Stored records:
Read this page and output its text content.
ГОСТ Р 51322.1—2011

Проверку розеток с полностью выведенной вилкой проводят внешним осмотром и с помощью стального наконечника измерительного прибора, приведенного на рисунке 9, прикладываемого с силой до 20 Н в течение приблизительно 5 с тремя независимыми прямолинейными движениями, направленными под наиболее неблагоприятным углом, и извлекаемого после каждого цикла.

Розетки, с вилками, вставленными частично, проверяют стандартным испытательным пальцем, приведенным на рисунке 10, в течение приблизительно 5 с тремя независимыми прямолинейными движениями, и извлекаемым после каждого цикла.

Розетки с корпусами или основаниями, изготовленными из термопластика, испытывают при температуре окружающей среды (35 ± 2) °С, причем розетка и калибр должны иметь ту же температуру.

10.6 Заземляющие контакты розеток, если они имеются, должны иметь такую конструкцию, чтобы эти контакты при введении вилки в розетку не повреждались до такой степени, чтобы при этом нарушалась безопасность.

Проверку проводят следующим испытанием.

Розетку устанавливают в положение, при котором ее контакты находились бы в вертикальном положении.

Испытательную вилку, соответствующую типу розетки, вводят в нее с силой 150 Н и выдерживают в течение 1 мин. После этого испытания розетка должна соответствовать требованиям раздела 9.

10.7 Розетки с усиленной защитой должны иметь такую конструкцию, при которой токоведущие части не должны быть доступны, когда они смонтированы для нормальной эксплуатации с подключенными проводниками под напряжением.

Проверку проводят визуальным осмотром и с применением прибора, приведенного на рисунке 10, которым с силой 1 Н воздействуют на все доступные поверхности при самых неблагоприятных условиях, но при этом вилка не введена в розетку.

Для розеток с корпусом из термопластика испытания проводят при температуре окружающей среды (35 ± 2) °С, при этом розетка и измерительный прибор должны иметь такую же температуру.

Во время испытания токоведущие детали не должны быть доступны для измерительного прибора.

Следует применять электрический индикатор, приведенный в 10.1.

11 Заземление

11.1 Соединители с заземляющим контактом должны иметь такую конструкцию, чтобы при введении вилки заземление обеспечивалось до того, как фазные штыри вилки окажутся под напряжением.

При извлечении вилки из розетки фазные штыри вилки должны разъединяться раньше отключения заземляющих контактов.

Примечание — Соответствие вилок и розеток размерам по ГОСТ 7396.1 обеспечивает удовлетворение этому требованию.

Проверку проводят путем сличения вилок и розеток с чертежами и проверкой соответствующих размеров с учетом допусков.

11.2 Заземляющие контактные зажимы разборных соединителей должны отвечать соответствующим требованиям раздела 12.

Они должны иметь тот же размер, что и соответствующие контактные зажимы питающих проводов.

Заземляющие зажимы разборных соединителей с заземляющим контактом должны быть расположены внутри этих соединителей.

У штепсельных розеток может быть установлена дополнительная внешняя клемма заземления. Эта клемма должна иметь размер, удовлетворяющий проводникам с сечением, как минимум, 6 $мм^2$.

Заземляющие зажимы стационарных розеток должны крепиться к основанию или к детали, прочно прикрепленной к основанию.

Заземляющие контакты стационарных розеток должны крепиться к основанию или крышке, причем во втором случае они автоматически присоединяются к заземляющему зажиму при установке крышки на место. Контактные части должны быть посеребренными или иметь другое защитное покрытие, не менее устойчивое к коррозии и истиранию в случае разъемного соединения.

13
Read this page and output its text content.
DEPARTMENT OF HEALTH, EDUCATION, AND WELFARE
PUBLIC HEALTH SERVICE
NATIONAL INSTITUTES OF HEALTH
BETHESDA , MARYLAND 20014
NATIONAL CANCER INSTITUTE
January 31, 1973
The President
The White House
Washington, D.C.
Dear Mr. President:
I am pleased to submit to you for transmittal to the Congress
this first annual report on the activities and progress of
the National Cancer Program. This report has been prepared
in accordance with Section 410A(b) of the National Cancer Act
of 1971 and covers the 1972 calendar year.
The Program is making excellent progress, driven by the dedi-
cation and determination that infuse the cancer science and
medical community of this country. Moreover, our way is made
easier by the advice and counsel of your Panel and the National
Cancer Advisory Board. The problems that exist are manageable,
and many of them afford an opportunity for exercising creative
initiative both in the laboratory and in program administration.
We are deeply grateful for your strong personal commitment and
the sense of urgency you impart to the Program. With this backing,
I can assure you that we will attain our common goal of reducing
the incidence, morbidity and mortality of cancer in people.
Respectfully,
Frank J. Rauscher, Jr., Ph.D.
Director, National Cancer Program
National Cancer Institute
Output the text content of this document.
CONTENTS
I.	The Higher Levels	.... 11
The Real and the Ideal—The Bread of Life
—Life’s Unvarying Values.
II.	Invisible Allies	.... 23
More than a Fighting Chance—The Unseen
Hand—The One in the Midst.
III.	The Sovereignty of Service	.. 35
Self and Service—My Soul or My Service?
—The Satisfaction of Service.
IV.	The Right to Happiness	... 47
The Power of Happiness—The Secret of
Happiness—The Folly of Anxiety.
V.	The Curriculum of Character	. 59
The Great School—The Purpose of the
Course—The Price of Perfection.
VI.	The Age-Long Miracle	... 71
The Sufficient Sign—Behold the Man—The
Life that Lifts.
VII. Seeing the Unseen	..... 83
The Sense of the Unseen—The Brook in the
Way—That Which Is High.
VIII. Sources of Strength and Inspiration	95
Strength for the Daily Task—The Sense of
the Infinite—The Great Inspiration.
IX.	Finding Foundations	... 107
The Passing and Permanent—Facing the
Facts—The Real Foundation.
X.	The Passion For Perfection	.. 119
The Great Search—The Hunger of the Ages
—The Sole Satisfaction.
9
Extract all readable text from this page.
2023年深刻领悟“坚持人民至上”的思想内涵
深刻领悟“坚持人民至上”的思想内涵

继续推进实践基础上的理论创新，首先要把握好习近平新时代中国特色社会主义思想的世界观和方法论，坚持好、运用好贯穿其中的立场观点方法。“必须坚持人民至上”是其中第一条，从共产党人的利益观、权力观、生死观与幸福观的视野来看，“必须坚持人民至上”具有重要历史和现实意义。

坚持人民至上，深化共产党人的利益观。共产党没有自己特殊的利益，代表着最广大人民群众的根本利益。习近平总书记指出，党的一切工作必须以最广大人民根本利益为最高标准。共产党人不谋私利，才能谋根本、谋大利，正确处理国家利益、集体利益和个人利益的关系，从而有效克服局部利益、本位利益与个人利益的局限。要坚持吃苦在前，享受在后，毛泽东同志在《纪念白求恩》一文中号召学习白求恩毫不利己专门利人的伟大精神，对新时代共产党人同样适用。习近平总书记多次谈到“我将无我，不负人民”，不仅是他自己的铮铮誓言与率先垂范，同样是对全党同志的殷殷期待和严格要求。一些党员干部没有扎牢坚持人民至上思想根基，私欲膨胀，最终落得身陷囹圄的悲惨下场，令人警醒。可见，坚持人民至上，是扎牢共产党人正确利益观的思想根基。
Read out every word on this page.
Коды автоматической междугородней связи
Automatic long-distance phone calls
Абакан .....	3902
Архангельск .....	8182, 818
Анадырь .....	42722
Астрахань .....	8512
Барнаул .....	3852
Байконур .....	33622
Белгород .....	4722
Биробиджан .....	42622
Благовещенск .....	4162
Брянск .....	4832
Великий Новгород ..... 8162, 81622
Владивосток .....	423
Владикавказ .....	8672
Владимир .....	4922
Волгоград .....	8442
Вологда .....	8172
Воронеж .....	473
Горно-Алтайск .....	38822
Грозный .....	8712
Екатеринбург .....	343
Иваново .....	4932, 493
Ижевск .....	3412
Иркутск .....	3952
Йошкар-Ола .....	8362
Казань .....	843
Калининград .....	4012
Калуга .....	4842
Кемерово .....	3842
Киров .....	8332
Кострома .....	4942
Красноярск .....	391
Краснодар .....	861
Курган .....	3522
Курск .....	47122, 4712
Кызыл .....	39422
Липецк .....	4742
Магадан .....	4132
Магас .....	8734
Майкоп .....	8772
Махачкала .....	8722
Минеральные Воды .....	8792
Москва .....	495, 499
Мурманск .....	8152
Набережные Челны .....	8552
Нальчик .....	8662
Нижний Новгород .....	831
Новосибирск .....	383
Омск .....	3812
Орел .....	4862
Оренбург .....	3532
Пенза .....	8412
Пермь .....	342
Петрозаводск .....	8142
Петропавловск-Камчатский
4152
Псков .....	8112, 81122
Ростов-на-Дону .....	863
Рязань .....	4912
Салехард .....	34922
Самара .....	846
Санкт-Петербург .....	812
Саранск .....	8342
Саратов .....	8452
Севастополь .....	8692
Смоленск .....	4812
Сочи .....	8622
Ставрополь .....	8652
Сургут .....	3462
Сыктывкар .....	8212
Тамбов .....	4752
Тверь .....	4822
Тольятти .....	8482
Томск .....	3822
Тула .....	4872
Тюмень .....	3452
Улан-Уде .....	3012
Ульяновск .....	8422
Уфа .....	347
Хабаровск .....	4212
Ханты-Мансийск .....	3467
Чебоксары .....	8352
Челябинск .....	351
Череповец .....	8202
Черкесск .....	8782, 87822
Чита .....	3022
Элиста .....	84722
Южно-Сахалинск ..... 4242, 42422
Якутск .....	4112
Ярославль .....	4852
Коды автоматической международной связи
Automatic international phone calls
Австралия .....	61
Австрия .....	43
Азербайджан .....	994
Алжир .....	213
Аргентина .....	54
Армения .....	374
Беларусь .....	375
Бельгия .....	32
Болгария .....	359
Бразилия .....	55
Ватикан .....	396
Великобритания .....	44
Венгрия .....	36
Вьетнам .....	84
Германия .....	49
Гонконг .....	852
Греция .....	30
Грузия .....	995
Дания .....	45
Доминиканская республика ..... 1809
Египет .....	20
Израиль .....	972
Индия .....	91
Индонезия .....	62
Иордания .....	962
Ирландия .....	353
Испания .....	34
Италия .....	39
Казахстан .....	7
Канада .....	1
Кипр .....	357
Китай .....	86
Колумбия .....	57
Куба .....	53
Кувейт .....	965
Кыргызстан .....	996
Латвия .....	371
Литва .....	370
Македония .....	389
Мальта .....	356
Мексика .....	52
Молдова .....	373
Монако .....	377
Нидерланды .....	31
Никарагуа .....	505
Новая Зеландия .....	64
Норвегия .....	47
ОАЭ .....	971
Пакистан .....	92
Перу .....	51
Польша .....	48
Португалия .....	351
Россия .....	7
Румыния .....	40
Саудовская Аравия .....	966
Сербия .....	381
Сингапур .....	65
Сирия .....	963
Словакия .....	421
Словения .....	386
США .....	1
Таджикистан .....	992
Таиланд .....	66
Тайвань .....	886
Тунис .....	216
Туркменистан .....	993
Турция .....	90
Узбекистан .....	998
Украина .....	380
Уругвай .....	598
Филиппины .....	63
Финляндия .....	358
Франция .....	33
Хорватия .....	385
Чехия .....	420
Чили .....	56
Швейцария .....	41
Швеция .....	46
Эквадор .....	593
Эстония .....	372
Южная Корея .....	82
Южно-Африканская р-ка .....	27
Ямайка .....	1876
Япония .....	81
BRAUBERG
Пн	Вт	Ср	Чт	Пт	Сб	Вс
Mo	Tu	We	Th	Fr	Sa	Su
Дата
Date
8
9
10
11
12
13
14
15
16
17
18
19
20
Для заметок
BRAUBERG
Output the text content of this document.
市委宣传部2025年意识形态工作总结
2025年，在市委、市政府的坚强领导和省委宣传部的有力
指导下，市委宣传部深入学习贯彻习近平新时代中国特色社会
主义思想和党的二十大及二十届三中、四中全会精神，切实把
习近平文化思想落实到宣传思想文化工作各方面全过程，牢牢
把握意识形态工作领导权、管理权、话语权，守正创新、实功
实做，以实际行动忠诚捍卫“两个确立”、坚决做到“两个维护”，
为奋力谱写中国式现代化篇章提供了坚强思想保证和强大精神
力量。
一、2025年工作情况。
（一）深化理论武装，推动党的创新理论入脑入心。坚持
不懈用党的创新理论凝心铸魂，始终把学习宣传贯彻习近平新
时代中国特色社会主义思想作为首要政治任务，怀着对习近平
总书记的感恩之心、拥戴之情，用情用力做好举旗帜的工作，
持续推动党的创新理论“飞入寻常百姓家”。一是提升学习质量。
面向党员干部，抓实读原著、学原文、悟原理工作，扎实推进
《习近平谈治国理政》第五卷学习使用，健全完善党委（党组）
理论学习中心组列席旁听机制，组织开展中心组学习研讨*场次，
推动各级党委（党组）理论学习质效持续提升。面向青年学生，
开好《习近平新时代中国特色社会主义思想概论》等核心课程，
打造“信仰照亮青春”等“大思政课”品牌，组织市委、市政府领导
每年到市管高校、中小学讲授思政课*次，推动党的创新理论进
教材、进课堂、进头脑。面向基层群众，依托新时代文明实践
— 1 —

__Short exercise__.
Collect the lines that hold "Коды".

__Exercise response__.
Коды автоматической междугородней связи
Коды автоматической международной связи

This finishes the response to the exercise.